__WORK TO COMPLETE__:
Pull out the lines below from the one containing "Identify all the" through the one containing "breadcrumb-all-reports-link[interactable]: All Reports", copying each unchanged. Leave the pictures out of your answer.

__RECORDS TO USE__:
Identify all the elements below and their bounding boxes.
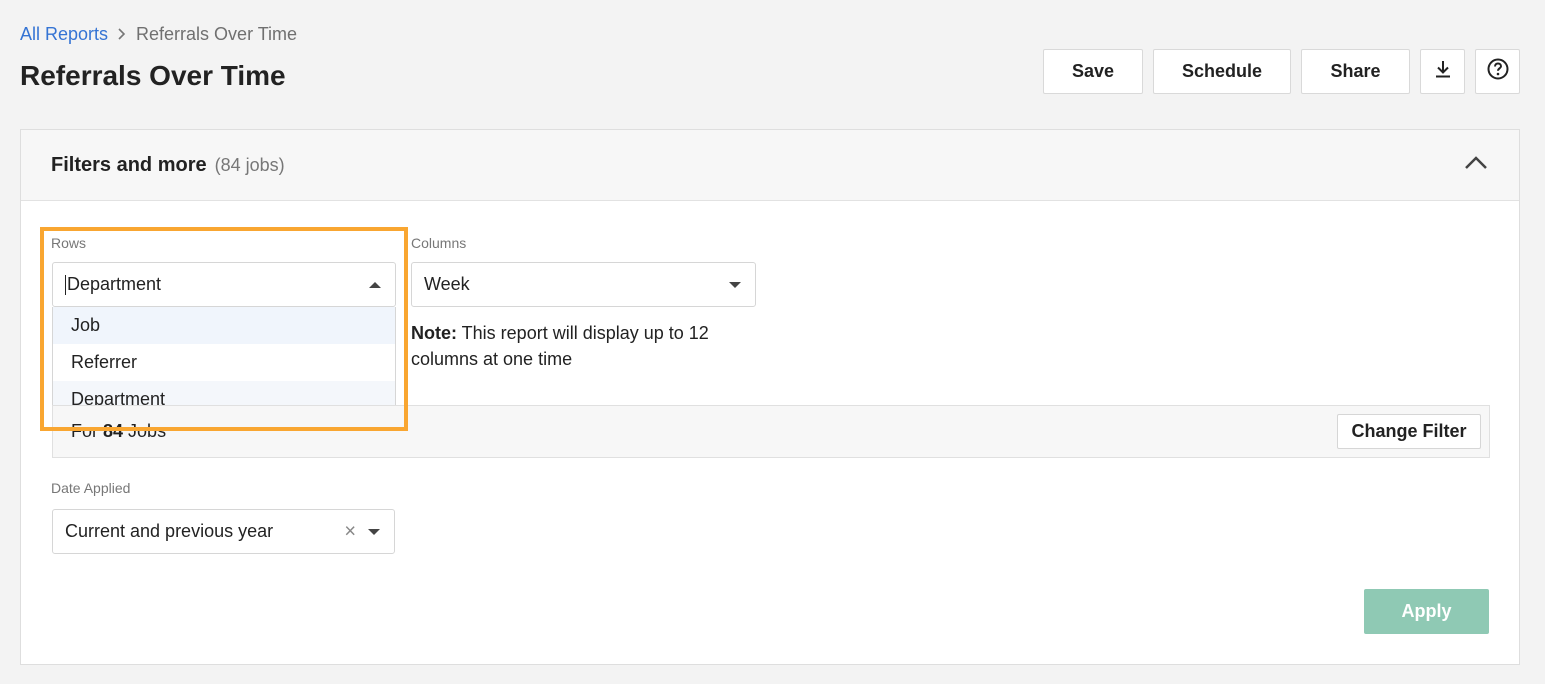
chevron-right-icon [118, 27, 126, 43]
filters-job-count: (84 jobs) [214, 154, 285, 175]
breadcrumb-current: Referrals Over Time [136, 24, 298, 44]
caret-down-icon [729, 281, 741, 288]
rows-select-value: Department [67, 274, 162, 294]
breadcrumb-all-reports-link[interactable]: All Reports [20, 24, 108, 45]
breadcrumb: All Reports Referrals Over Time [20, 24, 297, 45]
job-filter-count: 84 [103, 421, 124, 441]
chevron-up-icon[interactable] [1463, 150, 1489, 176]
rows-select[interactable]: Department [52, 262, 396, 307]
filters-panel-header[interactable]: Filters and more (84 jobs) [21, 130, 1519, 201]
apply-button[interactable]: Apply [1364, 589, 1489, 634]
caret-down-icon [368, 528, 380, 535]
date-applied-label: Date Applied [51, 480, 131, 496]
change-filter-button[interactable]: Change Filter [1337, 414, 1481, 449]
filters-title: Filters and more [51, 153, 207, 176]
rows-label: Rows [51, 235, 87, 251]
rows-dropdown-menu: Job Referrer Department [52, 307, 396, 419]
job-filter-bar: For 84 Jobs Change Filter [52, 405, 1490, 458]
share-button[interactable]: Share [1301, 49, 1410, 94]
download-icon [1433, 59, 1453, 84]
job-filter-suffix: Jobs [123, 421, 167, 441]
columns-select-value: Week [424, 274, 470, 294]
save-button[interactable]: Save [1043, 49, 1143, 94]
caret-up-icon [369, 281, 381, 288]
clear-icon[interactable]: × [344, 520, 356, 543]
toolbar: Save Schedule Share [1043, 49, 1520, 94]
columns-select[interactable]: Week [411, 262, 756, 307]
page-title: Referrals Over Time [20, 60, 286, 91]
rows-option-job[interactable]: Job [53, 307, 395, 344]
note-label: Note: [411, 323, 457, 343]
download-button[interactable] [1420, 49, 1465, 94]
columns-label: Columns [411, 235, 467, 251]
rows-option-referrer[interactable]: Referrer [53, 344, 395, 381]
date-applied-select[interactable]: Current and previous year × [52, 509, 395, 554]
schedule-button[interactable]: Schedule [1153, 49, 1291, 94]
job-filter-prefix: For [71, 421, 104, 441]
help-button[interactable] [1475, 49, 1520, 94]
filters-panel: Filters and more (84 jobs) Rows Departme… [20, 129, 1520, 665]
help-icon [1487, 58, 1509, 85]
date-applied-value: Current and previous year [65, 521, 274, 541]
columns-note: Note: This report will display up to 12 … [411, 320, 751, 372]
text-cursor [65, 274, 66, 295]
* * *
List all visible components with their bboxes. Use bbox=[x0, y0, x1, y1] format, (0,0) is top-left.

__THE COMPLETED TASK__:
Identify all the elements below and their bounding boxes.
chevron-right-icon [118, 27, 126, 43]
filters-job-count: (84 jobs) [214, 154, 285, 175]
breadcrumb-current: Referrals Over Time [136, 24, 298, 44]
caret-down-icon [729, 281, 741, 288]
rows-select-value: Department [67, 274, 162, 294]
breadcrumb-all-reports-link[interactable]: All Reports [20, 24, 108, 45]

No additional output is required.